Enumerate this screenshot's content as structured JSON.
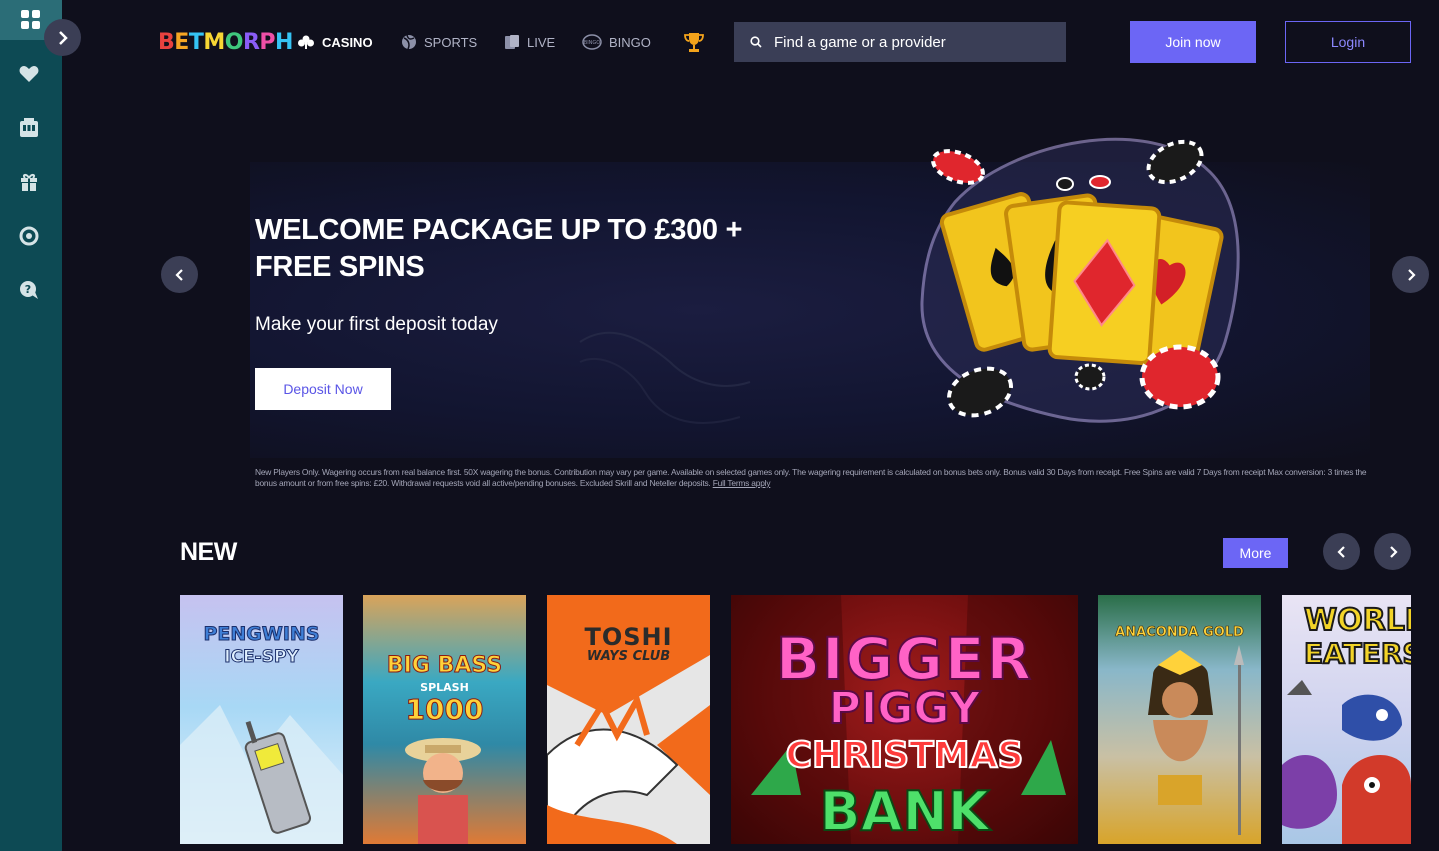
{
  "brand": {
    "logo_letters": [
      "B",
      "E",
      "T",
      "M",
      "O",
      "R",
      "P",
      "H"
    ],
    "logo_colors": [
      "#e8423f",
      "#f5a623",
      "#35c3f3",
      "#f7d634",
      "#3fc77d",
      "#8a5cf6",
      "#ef4fa6",
      "#35c3f3"
    ]
  },
  "sidebar": {
    "items": [
      {
        "name": "grid-icon"
      },
      {
        "name": "heart-icon"
      },
      {
        "name": "slot-machine-icon"
      },
      {
        "name": "gift-icon"
      },
      {
        "name": "lifebuoy-icon"
      },
      {
        "name": "chat-help-icon"
      }
    ],
    "toggle_icon": "chevron-right-icon"
  },
  "nav": {
    "casino": "CASINO",
    "sports": "SPORTS",
    "live": "LIVE",
    "bingo": "BINGO",
    "trophy_icon": "trophy-icon"
  },
  "search": {
    "placeholder": "Find a game or a provider"
  },
  "auth": {
    "join": "Join now",
    "login": "Login"
  },
  "hero": {
    "title": "WELCOME PACKAGE UP TO £300 + FREE SPINS",
    "subtitle": "Make your first deposit today",
    "cta": "Deposit Now",
    "terms": "New Players Only. Wagering occurs from real balance first. 50X wagering the bonus. Contribution may vary per game. Available on selected games only. The wagering requirement is calculated on bonus bets only. Bonus valid 30 Days from receipt. Free Spins are valid 7 Days from receipt Max conversion: 3 times the bonus amount or from free spins: £20. Withdrawal requests void all active/pending bonuses. Excluded Skrill and Neteller deposits.",
    "terms_link": "Full Terms apply"
  },
  "new_section": {
    "title": "NEW",
    "more": "More",
    "games": [
      {
        "title_line1": "PENGWINS",
        "title_line2": "ICE-SPY"
      },
      {
        "title_line1": "BIG BASS",
        "title_line2": "SPLASH",
        "title_line3": "1000"
      },
      {
        "title_line1": "TOSHI",
        "title_line2": "WAYS CLUB"
      },
      {
        "title_line1": "BIGGER",
        "title_line2": "PIGGY",
        "title_line3": "CHRISTMAS",
        "title_line4": "BANK"
      },
      {
        "title_line1": "ANACONDA GOLD"
      },
      {
        "title_line1": "WORLD",
        "title_line2": "EATERS"
      }
    ]
  },
  "colors": {
    "accent": "#6c66f5",
    "rail": "#0d4a54",
    "background": "#0f0f1c"
  }
}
-*-*-
• _GIVEN EXERCISE_: Copy every record above exactly, leaving out any pictures.

• _OUTPUT FOR THIS TASK_:
Enumerate this screenshot's content as structured JSON.
{
  "brand": {
    "logo_letters": [
      "B",
      "E",
      "T",
      "M",
      "O",
      "R",
      "P",
      "H"
    ],
    "logo_colors": [
      "#e8423f",
      "#f5a623",
      "#35c3f3",
      "#f7d634",
      "#3fc77d",
      "#8a5cf6",
      "#ef4fa6",
      "#35c3f3"
    ]
  },
  "sidebar": {
    "items": [
      {
        "name": "grid-icon"
      },
      {
        "name": "heart-icon"
      },
      {
        "name": "slot-machine-icon"
      },
      {
        "name": "gift-icon"
      },
      {
        "name": "lifebuoy-icon"
      },
      {
        "name": "chat-help-icon"
      }
    ],
    "toggle_icon": "chevron-right-icon"
  },
  "nav": {
    "casino": "CASINO",
    "sports": "SPORTS",
    "live": "LIVE",
    "bingo": "BINGO",
    "trophy_icon": "trophy-icon"
  },
  "search": {
    "placeholder": "Find a game or a provider"
  },
  "auth": {
    "join": "Join now",
    "login": "Login"
  },
  "hero": {
    "title": "WELCOME PACKAGE UP TO £300 + FREE SPINS",
    "subtitle": "Make your first deposit today",
    "cta": "Deposit Now",
    "terms": "New Players Only. Wagering occurs from real balance first. 50X wagering the bonus. Contribution may vary per game. Available on selected games only. The wagering requirement is calculated on bonus bets only. Bonus valid 30 Days from receipt. Free Spins are valid 7 Days from receipt Max conversion: 3 times the bonus amount or from free spins: £20. Withdrawal requests void all active/pending bonuses. Excluded Skrill and Neteller deposits.",
    "terms_link": "Full Terms apply"
  },
  "new_section": {
    "title": "NEW",
    "more": "More",
    "games": [
      {
        "title_line1": "PENGWINS",
        "title_line2": "ICE-SPY"
      },
      {
        "title_line1": "BIG BASS",
        "title_line2": "SPLASH",
        "title_line3": "1000"
      },
      {
        "title_line1": "TOSHI",
        "title_line2": "WAYS CLUB"
      },
      {
        "title_line1": "BIGGER",
        "title_line2": "PIGGY",
        "title_line3": "CHRISTMAS",
        "title_line4": "BANK"
      },
      {
        "title_line1": "ANACONDA GOLD"
      },
      {
        "title_line1": "WORLD",
        "title_line2": "EATERS"
      }
    ]
  },
  "colors": {
    "accent": "#6c66f5",
    "rail": "#0d4a54",
    "background": "#0f0f1c"
  }
}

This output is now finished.